Your objective: Look through the data below and output, unchanged, every line from the one holding "Serialize everything readable" through the one holding "Convert this screenshot", inclusive. Skip the pictures.

'''

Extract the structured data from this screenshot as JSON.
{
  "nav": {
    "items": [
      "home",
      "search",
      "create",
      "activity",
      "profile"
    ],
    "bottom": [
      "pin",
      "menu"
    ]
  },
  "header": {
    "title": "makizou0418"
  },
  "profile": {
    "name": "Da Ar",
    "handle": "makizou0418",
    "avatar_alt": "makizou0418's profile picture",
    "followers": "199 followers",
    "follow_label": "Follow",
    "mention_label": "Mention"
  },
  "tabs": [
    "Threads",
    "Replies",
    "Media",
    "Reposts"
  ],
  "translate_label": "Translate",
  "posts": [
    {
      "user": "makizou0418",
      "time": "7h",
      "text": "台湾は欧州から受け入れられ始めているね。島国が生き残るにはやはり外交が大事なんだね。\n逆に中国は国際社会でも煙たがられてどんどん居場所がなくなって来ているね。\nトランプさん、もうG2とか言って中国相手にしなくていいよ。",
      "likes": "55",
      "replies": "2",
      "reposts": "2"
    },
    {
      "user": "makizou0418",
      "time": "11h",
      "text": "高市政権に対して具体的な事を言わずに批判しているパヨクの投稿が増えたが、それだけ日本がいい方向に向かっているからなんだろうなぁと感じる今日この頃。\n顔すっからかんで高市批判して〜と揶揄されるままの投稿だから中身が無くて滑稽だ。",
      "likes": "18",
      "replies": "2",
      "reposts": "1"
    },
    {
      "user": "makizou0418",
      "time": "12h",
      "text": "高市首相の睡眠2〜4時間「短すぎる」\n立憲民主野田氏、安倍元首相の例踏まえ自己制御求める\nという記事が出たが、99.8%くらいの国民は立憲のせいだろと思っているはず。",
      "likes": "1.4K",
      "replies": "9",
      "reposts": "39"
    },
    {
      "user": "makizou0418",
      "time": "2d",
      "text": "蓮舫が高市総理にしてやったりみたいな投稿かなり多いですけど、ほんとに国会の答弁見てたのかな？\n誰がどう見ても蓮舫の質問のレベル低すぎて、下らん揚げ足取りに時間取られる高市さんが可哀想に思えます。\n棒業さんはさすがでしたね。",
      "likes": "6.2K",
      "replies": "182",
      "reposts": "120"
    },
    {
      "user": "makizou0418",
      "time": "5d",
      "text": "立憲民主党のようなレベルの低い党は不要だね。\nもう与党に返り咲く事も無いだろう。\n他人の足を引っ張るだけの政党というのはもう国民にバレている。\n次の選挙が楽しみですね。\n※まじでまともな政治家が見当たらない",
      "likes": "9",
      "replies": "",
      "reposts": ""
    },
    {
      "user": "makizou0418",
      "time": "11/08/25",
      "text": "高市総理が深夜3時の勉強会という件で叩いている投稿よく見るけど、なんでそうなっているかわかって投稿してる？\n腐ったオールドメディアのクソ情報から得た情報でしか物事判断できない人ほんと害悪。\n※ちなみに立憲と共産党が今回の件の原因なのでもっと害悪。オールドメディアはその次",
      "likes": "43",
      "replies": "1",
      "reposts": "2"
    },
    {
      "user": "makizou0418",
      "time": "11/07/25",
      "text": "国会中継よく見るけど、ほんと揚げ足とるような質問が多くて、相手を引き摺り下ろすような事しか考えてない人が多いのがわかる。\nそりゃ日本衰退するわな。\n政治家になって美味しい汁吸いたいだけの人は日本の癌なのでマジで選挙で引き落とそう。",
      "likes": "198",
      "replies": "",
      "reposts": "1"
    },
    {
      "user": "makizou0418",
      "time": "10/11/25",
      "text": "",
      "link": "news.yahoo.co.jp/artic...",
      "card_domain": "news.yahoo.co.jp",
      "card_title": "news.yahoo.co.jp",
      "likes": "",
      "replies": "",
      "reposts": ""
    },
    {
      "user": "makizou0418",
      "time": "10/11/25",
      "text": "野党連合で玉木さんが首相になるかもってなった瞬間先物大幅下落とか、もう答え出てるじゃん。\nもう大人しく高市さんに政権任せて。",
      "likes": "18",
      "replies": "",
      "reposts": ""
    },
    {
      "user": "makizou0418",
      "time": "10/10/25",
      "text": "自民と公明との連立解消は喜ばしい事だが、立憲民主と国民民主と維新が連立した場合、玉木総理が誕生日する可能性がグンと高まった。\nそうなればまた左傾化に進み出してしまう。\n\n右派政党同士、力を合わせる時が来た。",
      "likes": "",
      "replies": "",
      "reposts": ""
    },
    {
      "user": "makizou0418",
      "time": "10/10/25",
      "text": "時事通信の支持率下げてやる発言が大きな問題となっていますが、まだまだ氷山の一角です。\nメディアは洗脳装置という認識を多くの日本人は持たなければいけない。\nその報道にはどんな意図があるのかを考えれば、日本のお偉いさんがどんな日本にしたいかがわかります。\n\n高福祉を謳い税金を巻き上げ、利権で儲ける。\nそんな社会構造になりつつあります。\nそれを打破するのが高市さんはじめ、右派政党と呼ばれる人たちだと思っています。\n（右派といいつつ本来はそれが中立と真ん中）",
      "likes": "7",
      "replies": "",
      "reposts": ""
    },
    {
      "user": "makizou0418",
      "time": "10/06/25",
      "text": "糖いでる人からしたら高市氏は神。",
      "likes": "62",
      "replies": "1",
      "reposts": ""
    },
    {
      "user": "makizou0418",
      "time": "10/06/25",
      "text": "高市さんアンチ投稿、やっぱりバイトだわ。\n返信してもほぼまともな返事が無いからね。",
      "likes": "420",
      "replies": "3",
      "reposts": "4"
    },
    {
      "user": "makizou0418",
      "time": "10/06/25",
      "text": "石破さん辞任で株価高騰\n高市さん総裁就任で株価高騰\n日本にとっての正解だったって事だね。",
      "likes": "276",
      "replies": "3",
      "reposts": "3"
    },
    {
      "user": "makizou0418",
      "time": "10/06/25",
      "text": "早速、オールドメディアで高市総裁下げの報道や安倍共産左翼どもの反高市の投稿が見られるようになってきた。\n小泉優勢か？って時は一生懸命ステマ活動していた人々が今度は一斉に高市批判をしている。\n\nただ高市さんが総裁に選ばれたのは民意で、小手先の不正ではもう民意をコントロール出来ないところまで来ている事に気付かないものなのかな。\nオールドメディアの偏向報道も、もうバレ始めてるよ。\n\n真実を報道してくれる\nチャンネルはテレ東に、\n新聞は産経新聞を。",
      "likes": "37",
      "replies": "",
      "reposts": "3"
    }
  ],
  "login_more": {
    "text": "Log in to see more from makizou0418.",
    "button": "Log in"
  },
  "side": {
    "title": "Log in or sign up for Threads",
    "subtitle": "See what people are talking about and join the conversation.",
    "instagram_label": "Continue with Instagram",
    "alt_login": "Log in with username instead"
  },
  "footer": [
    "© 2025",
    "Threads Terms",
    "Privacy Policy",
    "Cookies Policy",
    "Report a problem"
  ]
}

'''
'''

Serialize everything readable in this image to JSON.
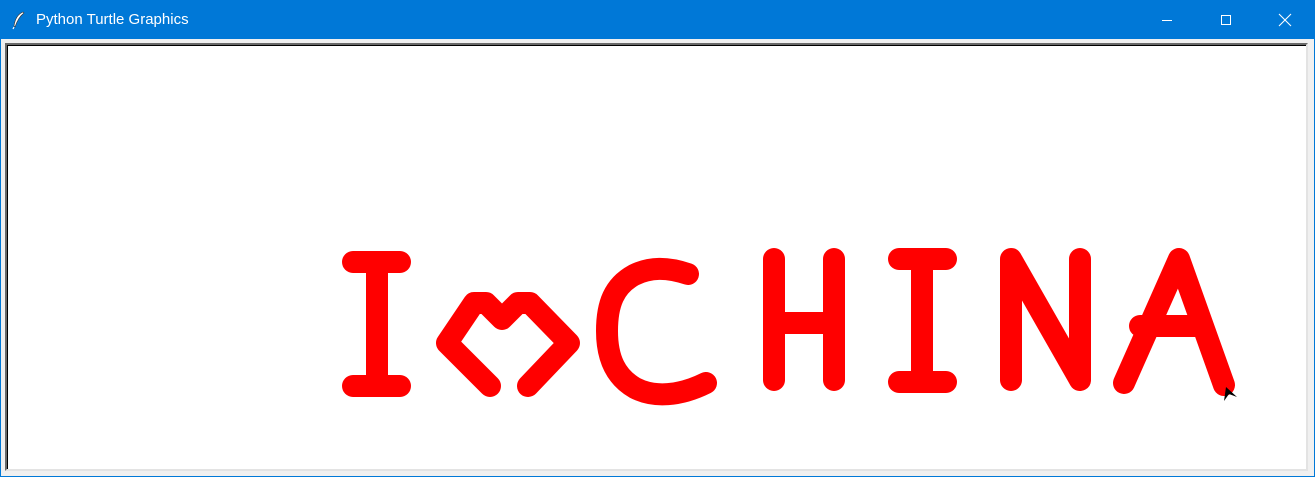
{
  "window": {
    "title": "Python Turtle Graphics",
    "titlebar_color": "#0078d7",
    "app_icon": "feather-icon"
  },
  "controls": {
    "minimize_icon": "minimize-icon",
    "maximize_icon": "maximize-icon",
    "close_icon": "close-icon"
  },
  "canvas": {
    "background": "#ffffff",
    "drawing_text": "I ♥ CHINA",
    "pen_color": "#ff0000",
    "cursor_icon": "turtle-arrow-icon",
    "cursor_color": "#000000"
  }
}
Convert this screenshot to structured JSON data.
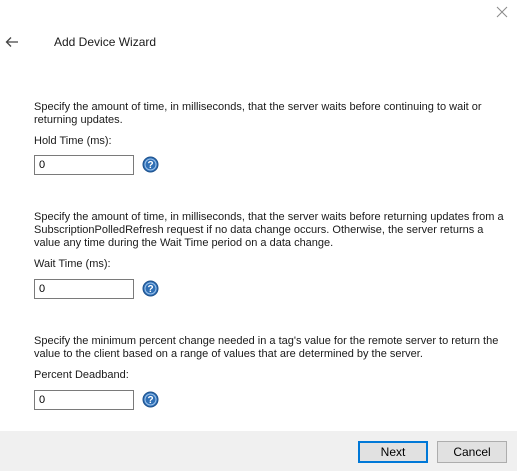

'''

Task result:
Serialize everything readable in this image to JSON.
{
  "window": {
    "title": "Python Turtle Graphics",
    "titlebar_color": "#0078d7",
    "app_icon": "feather-icon"
  },
  "controls": {
    "minimize_icon": "minimize-icon",
    "maximize_icon": "maximize-icon",
    "close_icon": "close-icon"
  },
  "canvas": {
    "background": "#ffffff",
    "drawing_text": "I ♥ CHINA",
    "pen_color": "#ff0000",
    "cursor_icon": "turtle-arrow-icon",
    "cursor_color": "#000000"
  }
}
Convert this screenshot to structured JSON data.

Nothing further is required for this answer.